Instructions for the task:
Make an exact copy of the records, dropping all pictures.

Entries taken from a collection
>> BEGIN

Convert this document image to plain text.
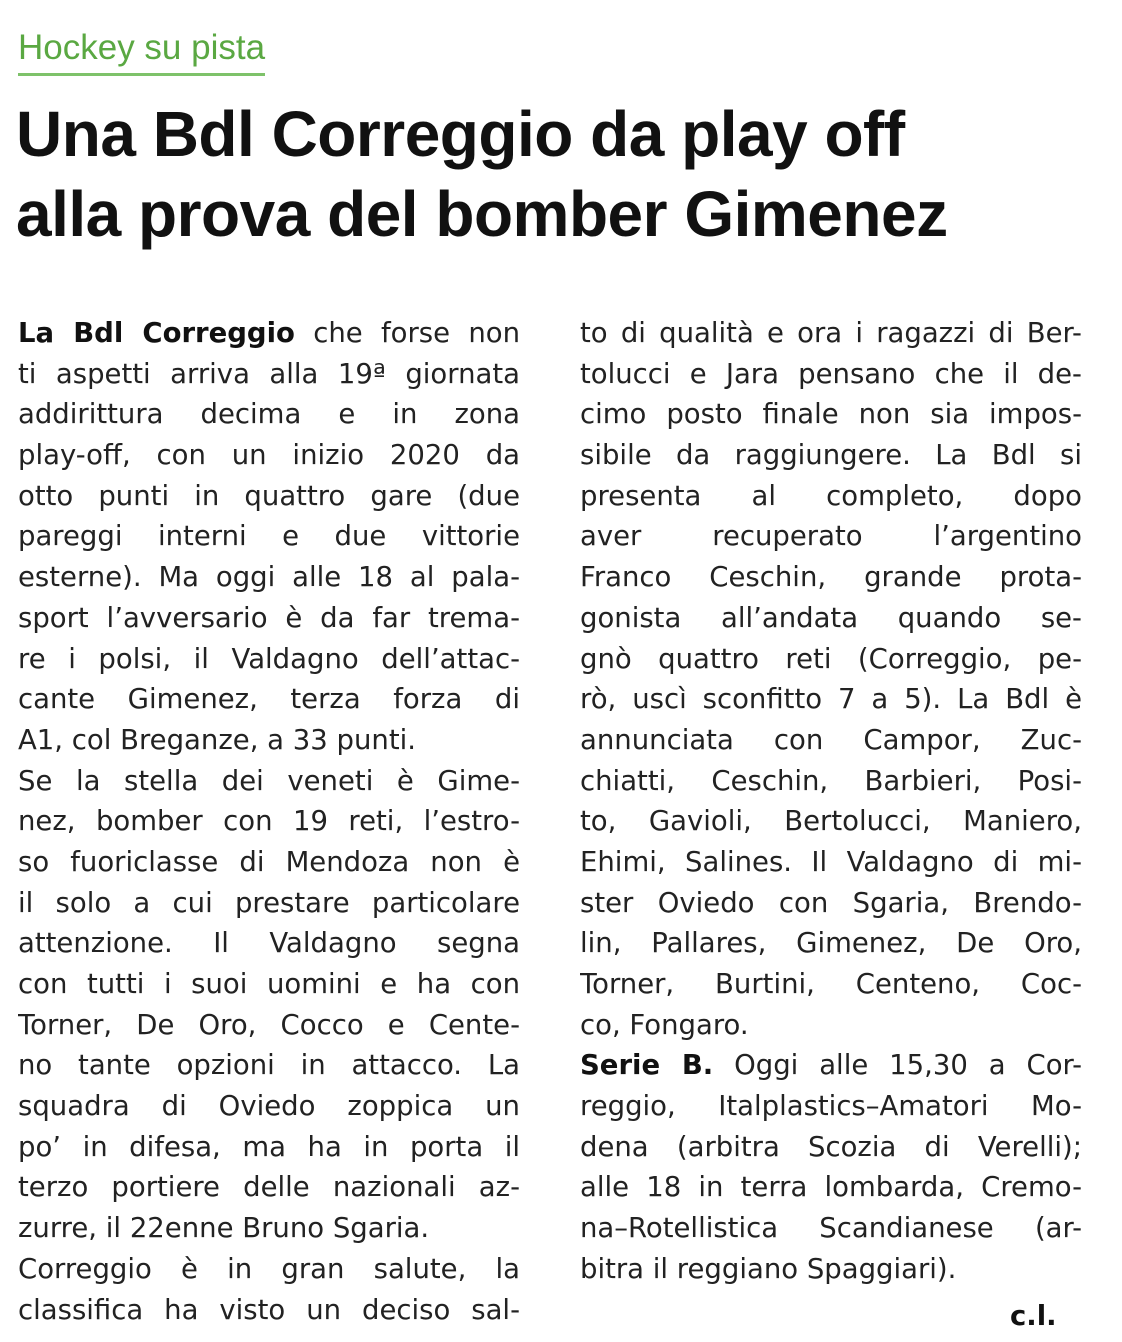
Hockey su pista
Una Bdl Correggio da play off
alla prova del bomber Gimenez
La Bdl Correggio che forse non
ti aspetti arriva alla 19ª giornata
addirittura decima e in zona
play-off, con un inizio 2020 da
otto punti in quattro gare (due
pareggi interni e due vittorie
esterne). Ma oggi alle 18 al pala-
sport l’avversario è da far trema-
re i polsi, il Valdagno dell’attac-
cante Gimenez, terza forza di
A1, col Breganze, a 33 punti.
Se la stella dei veneti è Gime-
nez, bomber con 19 reti, l’estro-
so fuoriclasse di Mendoza non è
il solo a cui prestare particolare
attenzione. Il Valdagno segna
con tutti i suoi uomini e ha con
Torner, De Oro, Cocco e Cente-
no tante opzioni in attacco. La
squadra di Oviedo zoppica un
po’ in difesa, ma ha in porta il
terzo portiere delle nazionali az-
zurre, il 22enne Bruno Sgaria.
Correggio è in gran salute, la
classifica ha visto un deciso sal-
to di qualità e ora i ragazzi di Ber-
tolucci e Jara pensano che il de-
cimo posto finale non sia impos-
sibile da raggiungere. La Bdl si
presenta al completo, dopo
aver recuperato l’argentino
Franco Ceschin, grande prota-
gonista all’andata quando se-
gnò quattro reti (Correggio, pe-
rò, uscì sconfitto 7 a 5). La Bdl è
annunciata con Campor, Zuc-
chiatti, Ceschin, Barbieri, Posi-
to, Gavioli, Bertolucci, Maniero,
Ehimi, Salines. Il Valdagno di mi-
ster Oviedo con Sgaria, Brendo-
lin, Pallares, Gimenez, De Oro,
Torner, Burtini, Centeno, Coc-
co, Fongaro.
Serie B. Oggi alle 15,30 a Cor-
reggio, Italplastics–Amatori Mo-
dena (arbitra Scozia di Verelli);
alle 18 in terra lombarda, Cremo-
na–Rotellistica Scandianese (ar-
bitra il reggiano Spaggiari).
c.l.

>> END

Problem solution:
Convert this document image to plain text.
Hockey su pista
Una Bdl Correggio da play off
alla prova del bomber Gimenez
La Bdl Correggio che forse non
ti aspetti arriva alla 19ª giornata
addirittura decima e in zona
play-off, con un inizio 2020 da
otto punti in quattro gare (due
pareggi interni e due vittorie
esterne). Ma oggi alle 18 al pala-
sport l’avversario è da far trema-
re i polsi, il Valdagno dell’attac-
cante Gimenez, terza forza di
A1, col Breganze, a 33 punti.
Se la stella dei veneti è Gime-
nez, bomber con 19 reti, l’estro-
so fuoriclasse di Mendoza non è
il solo a cui prestare particolare
attenzione. Il Valdagno segna
con tutti i suoi uomini e ha con
Torner, De Oro, Cocco e Cente-
no tante opzioni in attacco. La
squadra di Oviedo zoppica un
po’ in difesa, ma ha in porta il
terzo portiere delle nazionali az-
zurre, il 22enne Bruno Sgaria.
Correggio è in gran salute, la
classifica ha visto un deciso sal-
to di qualità e ora i ragazzi di Ber-
tolucci e Jara pensano che il de-
cimo posto finale non sia impos-
sibile da raggiungere. La Bdl si
presenta al completo, dopo
aver recuperato l’argentino
Franco Ceschin, grande prota-
gonista all’andata quando se-
gnò quattro reti (Correggio, pe-
rò, uscì sconfitto 7 a 5). La Bdl è
annunciata con Campor, Zuc-
chiatti, Ceschin, Barbieri, Posi-
to, Gavioli, Bertolucci, Maniero,
Ehimi, Salines. Il Valdagno di mi-
ster Oviedo con Sgaria, Brendo-
lin, Pallares, Gimenez, De Oro,
Torner, Burtini, Centeno, Coc-
co, Fongaro.
Serie B. Oggi alle 15,30 a Cor-
reggio, Italplastics–Amatori Mo-
dena (arbitra Scozia di Verelli);
alle 18 in terra lombarda, Cremo-
na–Rotellistica Scandianese (ar-
bitra il reggiano Spaggiari).
c.l.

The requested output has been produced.